[Records contained in a dataset]
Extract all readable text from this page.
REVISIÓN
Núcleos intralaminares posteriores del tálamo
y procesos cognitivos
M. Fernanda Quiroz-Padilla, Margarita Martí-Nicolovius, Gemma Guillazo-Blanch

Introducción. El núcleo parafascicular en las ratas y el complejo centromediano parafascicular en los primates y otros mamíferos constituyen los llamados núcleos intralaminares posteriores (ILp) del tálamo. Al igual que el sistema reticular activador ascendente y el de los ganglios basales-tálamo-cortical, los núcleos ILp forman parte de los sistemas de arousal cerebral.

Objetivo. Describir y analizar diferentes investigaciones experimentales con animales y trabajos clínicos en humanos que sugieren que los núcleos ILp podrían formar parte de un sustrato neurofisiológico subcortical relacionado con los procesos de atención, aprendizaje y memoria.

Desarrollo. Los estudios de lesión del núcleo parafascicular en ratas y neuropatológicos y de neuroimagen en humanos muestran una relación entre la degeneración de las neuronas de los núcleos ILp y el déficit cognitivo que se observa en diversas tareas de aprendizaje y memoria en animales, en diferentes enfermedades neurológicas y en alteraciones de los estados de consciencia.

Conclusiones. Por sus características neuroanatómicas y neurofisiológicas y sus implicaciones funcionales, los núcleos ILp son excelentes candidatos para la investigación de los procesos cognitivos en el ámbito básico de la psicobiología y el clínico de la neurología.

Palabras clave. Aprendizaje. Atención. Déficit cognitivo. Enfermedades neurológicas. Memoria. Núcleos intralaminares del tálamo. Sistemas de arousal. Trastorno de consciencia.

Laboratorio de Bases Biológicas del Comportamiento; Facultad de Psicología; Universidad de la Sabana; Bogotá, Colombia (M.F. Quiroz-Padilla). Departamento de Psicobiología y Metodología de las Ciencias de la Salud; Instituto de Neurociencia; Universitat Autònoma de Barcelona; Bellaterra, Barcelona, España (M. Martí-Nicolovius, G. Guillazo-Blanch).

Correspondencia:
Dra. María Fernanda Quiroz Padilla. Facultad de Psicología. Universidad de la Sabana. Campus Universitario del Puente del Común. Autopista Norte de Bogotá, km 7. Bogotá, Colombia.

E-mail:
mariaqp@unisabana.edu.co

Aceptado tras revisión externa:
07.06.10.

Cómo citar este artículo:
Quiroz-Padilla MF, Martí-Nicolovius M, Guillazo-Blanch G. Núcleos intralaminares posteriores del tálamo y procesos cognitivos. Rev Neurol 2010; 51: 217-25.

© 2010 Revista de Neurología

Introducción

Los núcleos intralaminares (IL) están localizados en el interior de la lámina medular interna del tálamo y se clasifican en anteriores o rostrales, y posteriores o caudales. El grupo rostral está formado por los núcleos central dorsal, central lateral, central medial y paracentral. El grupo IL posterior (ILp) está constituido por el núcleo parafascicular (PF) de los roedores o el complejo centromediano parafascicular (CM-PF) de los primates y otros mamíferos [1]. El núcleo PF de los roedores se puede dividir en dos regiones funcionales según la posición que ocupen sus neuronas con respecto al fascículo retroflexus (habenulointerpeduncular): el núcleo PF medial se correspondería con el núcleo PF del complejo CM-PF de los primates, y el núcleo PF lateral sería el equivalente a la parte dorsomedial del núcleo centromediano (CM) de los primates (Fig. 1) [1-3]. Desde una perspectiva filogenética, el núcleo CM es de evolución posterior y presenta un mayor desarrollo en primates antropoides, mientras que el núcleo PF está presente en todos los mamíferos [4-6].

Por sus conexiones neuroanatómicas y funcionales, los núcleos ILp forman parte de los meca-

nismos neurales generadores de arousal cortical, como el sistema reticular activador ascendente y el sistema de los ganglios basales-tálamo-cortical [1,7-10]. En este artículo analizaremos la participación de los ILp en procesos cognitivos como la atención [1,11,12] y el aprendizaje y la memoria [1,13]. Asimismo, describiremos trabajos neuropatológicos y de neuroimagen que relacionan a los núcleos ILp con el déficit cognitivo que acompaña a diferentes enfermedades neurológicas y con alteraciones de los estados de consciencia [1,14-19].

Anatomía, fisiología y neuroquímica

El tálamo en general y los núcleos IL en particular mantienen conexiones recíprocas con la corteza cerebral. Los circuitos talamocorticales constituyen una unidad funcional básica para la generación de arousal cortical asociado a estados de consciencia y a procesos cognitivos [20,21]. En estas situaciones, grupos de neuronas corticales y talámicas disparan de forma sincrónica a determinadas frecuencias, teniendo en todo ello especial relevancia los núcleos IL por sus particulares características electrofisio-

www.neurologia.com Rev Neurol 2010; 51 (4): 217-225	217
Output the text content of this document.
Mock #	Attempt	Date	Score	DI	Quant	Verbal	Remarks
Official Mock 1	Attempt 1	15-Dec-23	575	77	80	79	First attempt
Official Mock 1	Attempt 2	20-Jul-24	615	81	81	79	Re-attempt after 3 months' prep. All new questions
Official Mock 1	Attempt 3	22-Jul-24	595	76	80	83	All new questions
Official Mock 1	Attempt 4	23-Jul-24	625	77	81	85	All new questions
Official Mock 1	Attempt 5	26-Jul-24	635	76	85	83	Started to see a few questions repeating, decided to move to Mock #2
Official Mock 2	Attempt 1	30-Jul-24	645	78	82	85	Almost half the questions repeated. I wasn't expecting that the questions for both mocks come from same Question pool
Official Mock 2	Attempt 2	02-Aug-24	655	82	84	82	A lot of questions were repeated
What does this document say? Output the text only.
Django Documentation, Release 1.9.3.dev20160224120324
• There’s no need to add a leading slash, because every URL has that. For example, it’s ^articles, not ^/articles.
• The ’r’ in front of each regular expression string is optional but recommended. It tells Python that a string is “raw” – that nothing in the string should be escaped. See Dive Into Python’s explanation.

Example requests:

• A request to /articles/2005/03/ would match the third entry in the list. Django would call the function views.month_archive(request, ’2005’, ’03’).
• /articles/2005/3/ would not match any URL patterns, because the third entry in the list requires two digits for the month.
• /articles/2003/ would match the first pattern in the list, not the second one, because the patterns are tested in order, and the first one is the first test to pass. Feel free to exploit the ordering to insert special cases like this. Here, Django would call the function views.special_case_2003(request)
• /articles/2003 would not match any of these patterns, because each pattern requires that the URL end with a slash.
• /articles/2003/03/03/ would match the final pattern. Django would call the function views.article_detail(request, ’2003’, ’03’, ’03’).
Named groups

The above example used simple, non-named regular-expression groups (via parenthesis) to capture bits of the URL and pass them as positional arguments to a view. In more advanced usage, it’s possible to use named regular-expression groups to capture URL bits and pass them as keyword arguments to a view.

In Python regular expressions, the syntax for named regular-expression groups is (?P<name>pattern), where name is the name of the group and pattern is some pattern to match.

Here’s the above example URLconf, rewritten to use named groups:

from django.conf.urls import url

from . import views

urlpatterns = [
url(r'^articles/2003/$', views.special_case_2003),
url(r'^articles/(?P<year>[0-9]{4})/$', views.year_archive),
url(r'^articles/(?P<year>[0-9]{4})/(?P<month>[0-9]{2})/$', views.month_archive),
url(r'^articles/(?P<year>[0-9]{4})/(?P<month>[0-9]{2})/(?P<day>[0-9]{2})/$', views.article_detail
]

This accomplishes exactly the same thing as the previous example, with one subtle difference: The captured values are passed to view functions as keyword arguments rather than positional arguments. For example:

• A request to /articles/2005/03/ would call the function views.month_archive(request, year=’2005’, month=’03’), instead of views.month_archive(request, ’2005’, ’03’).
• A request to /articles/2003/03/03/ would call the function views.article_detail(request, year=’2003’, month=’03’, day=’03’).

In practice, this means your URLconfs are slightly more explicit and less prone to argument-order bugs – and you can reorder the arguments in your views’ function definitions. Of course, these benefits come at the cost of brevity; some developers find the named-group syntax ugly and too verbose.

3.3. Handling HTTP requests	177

▸ **What is being asked**
Show the lines of the material that contain the word "slash".

▸ **Response to this exercise**
• There’s no need to add a leading slash, because every URL has that. For example, it’s ^articles, not ^/articles.
• /articles/2003 would not match any of these patterns, because each pattern requires that the URL end with a slash.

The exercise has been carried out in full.